--- Exercise description ---
Count the lines of the listing below that contain the word "drive", treating uppercase and lowercase as different, and reply with only that number.

--- Extracted records ---
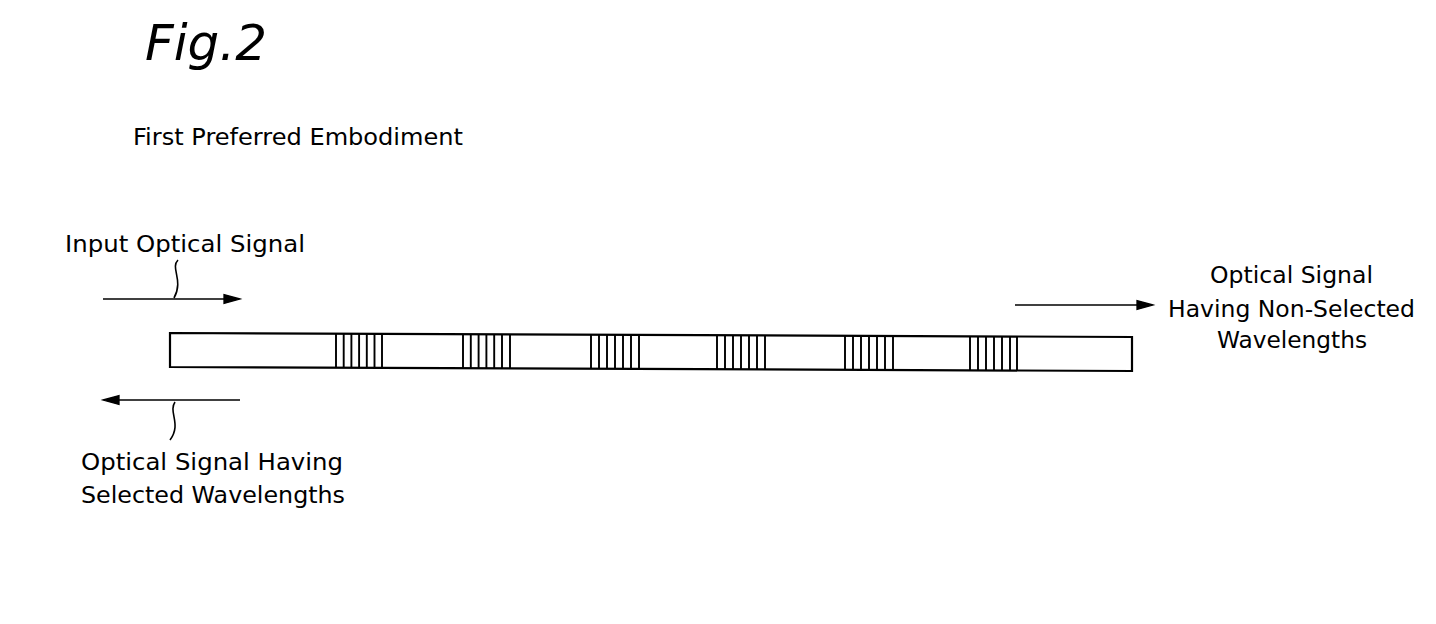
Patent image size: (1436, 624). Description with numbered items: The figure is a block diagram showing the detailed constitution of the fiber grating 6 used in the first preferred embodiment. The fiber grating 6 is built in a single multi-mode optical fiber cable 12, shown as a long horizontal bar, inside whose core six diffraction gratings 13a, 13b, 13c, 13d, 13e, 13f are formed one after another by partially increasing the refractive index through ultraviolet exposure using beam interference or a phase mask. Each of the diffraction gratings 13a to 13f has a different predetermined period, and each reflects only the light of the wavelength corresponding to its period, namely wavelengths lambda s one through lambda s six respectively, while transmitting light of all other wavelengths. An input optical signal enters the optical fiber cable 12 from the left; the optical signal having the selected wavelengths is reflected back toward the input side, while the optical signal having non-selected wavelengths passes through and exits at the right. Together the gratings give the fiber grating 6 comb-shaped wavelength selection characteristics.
* * *
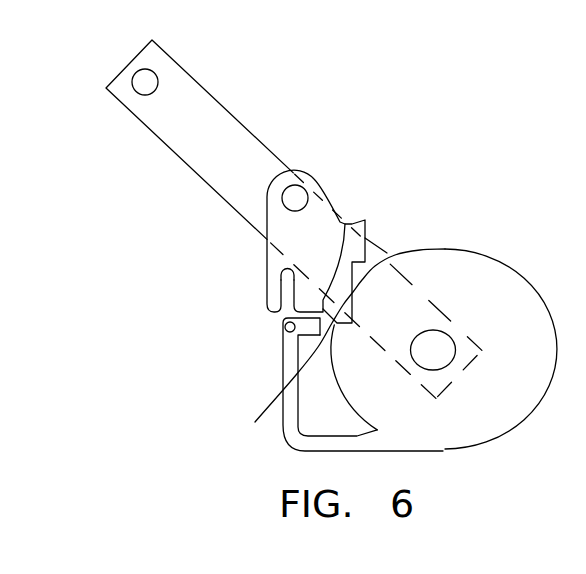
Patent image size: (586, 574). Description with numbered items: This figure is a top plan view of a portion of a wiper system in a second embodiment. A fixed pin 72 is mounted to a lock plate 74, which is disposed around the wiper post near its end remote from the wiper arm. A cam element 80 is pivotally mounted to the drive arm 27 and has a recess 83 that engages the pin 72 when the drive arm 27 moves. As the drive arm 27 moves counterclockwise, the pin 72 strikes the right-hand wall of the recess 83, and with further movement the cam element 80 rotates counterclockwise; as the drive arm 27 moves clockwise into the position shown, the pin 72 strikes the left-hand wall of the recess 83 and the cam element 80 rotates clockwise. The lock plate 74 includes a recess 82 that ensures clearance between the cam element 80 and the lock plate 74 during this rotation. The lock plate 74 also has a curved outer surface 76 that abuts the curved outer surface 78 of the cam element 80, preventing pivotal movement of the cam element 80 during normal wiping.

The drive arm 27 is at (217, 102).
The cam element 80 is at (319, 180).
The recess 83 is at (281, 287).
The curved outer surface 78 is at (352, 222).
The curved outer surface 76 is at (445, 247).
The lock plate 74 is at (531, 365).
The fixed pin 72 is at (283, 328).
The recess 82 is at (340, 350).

--- Complete response ---
2